====== 本文

企業概要
UACJは、アルミニウム板製品・箔製品・押出製品・鋳物鍛造製品などを製造する古河グループの非鉄金属メーカー。2003年に古河電気工業が軽金属部門を分社化、古河スカイとして独立。2013年には住友グループの住友軽金属工業と合併したうえで、現社名・UACJへと社名変更。現在ではアルミニウム分野で国内シェア50%以上を掌握するトップ企業。アルミニウム生産能力は年間100万トン以上であり、世界的にも上位級のアルミニウム企業となっている。
・古河Gのアルミニウム専業メーカー、アルミニウム分野で断トツ首位
・売上高は地金高騰で増加するも利益は伸び悩む、財務体質は普通
・平均年収684万円、福利厚生は独身寮と借上げ社宅が手厚い
就職偏差値と難易度
✔就職偏差値:62(中堅上位)
大手企業の中でも中堅上位クラスの1社であり、世間的にも有名企業として認知される。入社できればサラリーマンとして、かなり安定した人生が得られるだろう。
詳細な企業分析は以下の業績動向・社員の待遇を参照。本レポート末尾に総合評価を記す。
✔就職難易度:やや難関
総合職の採用実績は年間20名~40名と控えめだが、うち大学院卒の採用数が20名~30名を占める。ニッチトップ企業かつ採用数自体が少ないために、入社する難易度はそれなりに高い。
採用大学:【国公立】名古屋大学・金沢大学・静岡大学・秋田大学・小樽商科大学・長岡技術科学大学など、【私立】明治大学・青山学院大学・東京理科大学・工学院大学・芝浦工業大学など(出典:マイナビ2026)
業績動向
✔売上高と営業利益
UACJの売上高は、2020年まで5,600億〜6,600億円ほどで推移していたが、同年以降は急増*1。2022年には売上高9,557億円に到達している。営業利益は2021年のみ595億円まで上振れた*2が、同年を除けば110億〜300億円ほどで推移。

============

▶ [課題 A]
UACJの企業分析によると、2022年の同社の売上高はいくらでしたか。
▶ [課題 B]
UACJの企業分析の本文を、最後の文の後から書き継いでください。
記録は本文とは無関係の別資料です。

====== 記録一覧

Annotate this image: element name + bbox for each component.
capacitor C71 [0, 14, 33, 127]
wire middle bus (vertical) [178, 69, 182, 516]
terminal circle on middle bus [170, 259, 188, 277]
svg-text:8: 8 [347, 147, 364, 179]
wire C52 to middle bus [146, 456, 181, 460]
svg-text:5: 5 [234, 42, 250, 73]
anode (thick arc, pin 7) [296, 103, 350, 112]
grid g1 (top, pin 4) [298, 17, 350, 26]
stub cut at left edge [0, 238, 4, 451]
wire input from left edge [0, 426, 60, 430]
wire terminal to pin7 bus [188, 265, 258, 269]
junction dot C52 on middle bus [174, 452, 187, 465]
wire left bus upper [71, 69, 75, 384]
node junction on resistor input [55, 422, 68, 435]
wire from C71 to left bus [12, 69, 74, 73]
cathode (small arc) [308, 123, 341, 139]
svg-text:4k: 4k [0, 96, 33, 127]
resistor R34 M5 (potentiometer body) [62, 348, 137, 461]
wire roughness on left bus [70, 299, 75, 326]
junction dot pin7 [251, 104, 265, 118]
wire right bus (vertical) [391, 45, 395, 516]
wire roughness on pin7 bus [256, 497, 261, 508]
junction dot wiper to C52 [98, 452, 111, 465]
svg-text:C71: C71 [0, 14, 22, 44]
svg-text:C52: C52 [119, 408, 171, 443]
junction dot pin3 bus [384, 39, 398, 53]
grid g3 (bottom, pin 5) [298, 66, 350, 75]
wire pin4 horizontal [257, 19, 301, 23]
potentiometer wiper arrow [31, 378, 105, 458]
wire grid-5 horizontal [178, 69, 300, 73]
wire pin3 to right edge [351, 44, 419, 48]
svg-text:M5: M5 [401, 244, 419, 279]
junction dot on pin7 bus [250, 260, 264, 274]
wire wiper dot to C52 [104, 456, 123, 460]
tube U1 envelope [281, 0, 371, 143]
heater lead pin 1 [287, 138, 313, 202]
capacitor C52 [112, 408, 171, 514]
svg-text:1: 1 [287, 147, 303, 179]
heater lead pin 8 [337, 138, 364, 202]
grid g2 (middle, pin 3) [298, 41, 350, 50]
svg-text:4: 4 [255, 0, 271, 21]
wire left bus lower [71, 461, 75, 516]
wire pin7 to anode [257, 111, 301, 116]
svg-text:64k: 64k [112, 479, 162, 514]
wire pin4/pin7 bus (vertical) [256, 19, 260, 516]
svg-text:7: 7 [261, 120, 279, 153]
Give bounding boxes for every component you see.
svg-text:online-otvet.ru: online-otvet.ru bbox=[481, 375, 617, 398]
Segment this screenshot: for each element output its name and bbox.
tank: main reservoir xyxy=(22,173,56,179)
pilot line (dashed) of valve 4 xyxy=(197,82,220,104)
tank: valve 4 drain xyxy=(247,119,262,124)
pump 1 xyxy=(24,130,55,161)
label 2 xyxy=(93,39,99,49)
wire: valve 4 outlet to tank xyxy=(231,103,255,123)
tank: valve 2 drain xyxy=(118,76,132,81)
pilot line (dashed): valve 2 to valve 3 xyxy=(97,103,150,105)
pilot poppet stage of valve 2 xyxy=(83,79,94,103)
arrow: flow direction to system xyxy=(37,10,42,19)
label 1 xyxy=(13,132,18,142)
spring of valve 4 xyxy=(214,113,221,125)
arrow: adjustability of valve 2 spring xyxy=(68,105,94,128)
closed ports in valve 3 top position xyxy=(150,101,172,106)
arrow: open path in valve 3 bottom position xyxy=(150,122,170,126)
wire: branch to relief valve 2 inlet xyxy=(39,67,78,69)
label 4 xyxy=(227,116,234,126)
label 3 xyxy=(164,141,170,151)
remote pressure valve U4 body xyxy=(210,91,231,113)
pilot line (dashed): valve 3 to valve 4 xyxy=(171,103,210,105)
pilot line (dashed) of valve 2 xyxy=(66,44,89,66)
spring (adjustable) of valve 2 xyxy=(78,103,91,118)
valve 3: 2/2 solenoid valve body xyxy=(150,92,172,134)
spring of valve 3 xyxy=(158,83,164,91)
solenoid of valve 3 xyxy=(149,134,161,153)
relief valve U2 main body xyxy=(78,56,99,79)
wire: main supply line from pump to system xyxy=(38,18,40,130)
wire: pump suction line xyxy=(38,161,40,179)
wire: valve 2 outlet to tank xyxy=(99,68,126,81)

============

▶ [解答 A]
9,557億円です。

▶ [解答 B]
*1:2021年から売上高が増加している理由は、①世界的な原材料価格高騰による販売価格の上昇、②自動車や空調機器におけるアルミニウム需要の増加、③為替レートの円安推移による為替効果、など。
*2:2021年に営業利益が急増した理由は、①世界的な原材料価格高騰により当社の保有するアルミニウム在庫の棚卸評価額が急増した点、②自動車メーカーの新車生産台数の回復による需要増加、など。
✔セグメント別の状況
UACJは、アルミニウム製品事業(アルミニウム板製品・箔製品・押出製品・鋳物鍛造製品、自動車部品・航空機部品・コンプレッサホイールなど)のみの単一事業会社である。
当社はアルミニウム分野において国内シェア50%を掌握するトップ企業。当社が製造したアルミニウム製品は、自動車・航空機・鉄道車両・飲料缶など多種多様な製品に用いられている。海外進出も進んでおり、現在では海外売上高比率は約40%に達している。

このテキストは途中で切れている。